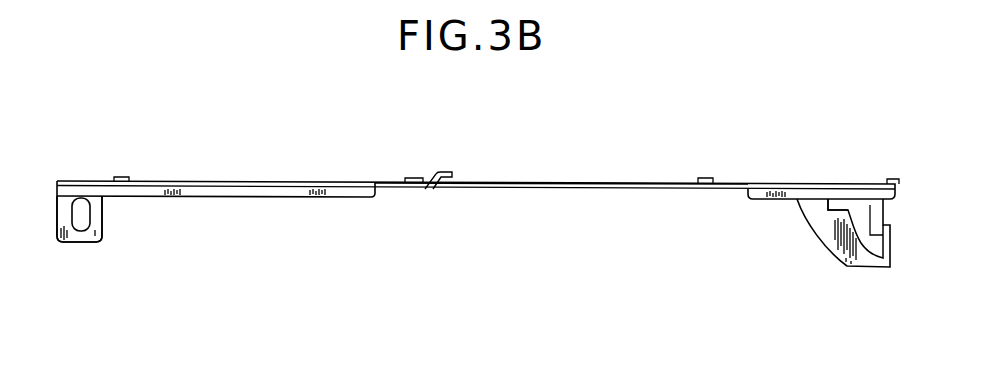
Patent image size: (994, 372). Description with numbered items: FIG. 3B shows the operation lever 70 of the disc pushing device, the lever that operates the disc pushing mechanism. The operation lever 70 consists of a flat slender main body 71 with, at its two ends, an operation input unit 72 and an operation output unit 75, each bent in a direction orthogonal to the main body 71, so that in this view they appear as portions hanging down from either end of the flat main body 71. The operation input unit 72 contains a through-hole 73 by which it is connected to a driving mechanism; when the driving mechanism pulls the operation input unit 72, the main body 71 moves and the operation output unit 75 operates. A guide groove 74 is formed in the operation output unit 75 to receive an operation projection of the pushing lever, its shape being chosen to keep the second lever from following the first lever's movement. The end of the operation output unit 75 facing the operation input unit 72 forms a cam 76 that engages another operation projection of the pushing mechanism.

The operation lever 70 is at (518, 274).
The main body 71 is at (528, 183).
The operation input unit 72 is at (101, 227).
The through-hole 73 is at (82, 224).
The guide groove 74 is at (853, 212).
The operation output unit 75 is at (814, 254).
The cam 76 is at (845, 268).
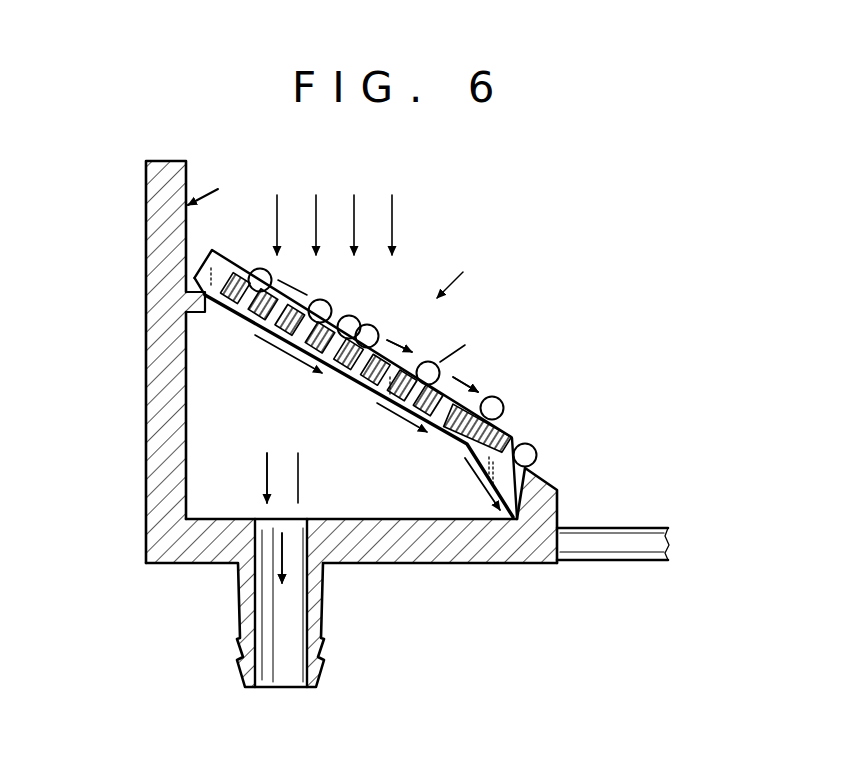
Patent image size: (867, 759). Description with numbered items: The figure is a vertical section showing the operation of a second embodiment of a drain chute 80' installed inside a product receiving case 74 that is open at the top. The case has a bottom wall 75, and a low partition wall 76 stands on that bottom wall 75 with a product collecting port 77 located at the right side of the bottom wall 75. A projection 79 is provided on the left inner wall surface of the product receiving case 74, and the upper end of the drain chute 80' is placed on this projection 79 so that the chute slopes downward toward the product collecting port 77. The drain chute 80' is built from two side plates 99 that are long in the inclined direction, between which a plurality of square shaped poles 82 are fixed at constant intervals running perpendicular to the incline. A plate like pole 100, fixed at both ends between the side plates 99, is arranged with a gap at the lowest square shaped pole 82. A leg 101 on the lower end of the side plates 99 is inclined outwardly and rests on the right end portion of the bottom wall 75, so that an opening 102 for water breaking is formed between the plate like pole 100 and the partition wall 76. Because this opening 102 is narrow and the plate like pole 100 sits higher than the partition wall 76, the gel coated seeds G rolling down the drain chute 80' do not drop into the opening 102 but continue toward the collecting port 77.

The product receiving case 74 is at (160, 236).
The bottom wall 75 is at (441, 552).
The low partition wall 76 is at (550, 483).
The product collecting port 77 is at (617, 544).
The projection 79 is at (204, 310).
The drain chute 80' is at (471, 273).
The square shaped pole 82 is at (380, 381).
The side plate 99 is at (228, 265).
The plate like pole 100 is at (505, 422).
The leg 101 is at (507, 497).
The opening for water breaking 102 is at (520, 445).
The gel coated seeds G is at (358, 326).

:::::

■ TASK
Write out the data again, leaving out the pictures, with "Patent image size" swapped for "Drawing dimensions" and everything else unchanged.

■ THE RESPONSE
Drawing dimensions: (994, 372). Description with numbered items: FIG. 3B shows the operation lever 70 of the disc pushing device, the lever that operates the disc pushing mechanism. The operation lever 70 consists of a flat slender main body 71 with, at its two ends, an operation input unit 72 and an operation output unit 75, each bent in a direction orthogonal to the main body 71, so that in this view they appear as portions hanging down from either end of the flat main body 71. The operation input unit 72 contains a through-hole 73 by which it is connected to a driving mechanism; when the driving mechanism pulls the operation input unit 72, the main body 71 moves and the operation output unit 75 operates. A guide groove 74 is formed in the operation output unit 75 to receive an operation projection of the pushing lever, its shape being chosen to keep the second lever from following the first lever's movement. The end of the operation output unit 75 facing the operation input unit 72 forms a cam 76 that engages another operation projection of the pushing mechanism.

The operation lever 70 is at (518, 274).
The main body 71 is at (528, 183).
The operation input unit 72 is at (101, 227).
The through-hole 73 is at (82, 224).
The guide groove 74 is at (853, 212).
The operation output unit 75 is at (814, 254).
The cam 76 is at (845, 268).
Drawing dimensions: (867, 759). Description with numbered items: The figure is a vertical section showing the operation of a second embodiment of a drain chute 80' installed inside a product receiving case 74 that is open at the top. The case has a bottom wall 75, and a low partition wall 76 stands on that bottom wall 75 with a product collecting port 77 located at the right side of the bottom wall 75. A projection 79 is provided on the left inner wall surface of the product receiving case 74, and the upper end of the drain chute 80' is placed on this projection 79 so that the chute slopes downward toward the product collecting port 77. The drain chute 80' is built from two side plates 99 that are long in the inclined direction, between which a plurality of square shaped poles 82 are fixed at constant intervals running perpendicular to the incline. A plate like pole 100, fixed at both ends between the side plates 99, is arranged with a gap at the lowest square shaped pole 82. A leg 101 on the lower end of the side plates 99 is inclined outwardly and rests on the right end portion of the bottom wall 75, so that an opening 102 for water breaking is formed between the plate like pole 100 and the partition wall 76. Because this opening 102 is narrow and the plate like pole 100 sits higher than the partition wall 76, the gel coated seeds G rolling down the drain chute 80' do not drop into the opening 102 but continue toward the collecting port 77.

The product receiving case 74 is at (160, 236).
The bottom wall 75 is at (441, 552).
The low partition wall 76 is at (550, 483).
The product collecting port 77 is at (617, 544).
The projection 79 is at (204, 310).
The drain chute 80' is at (471, 273).
The square shaped pole 82 is at (380, 381).
The side plate 99 is at (228, 265).
The plate like pole 100 is at (505, 422).
The leg 101 is at (507, 497).
The opening for water breaking 102 is at (520, 445).
The gel coated seeds G is at (358, 326).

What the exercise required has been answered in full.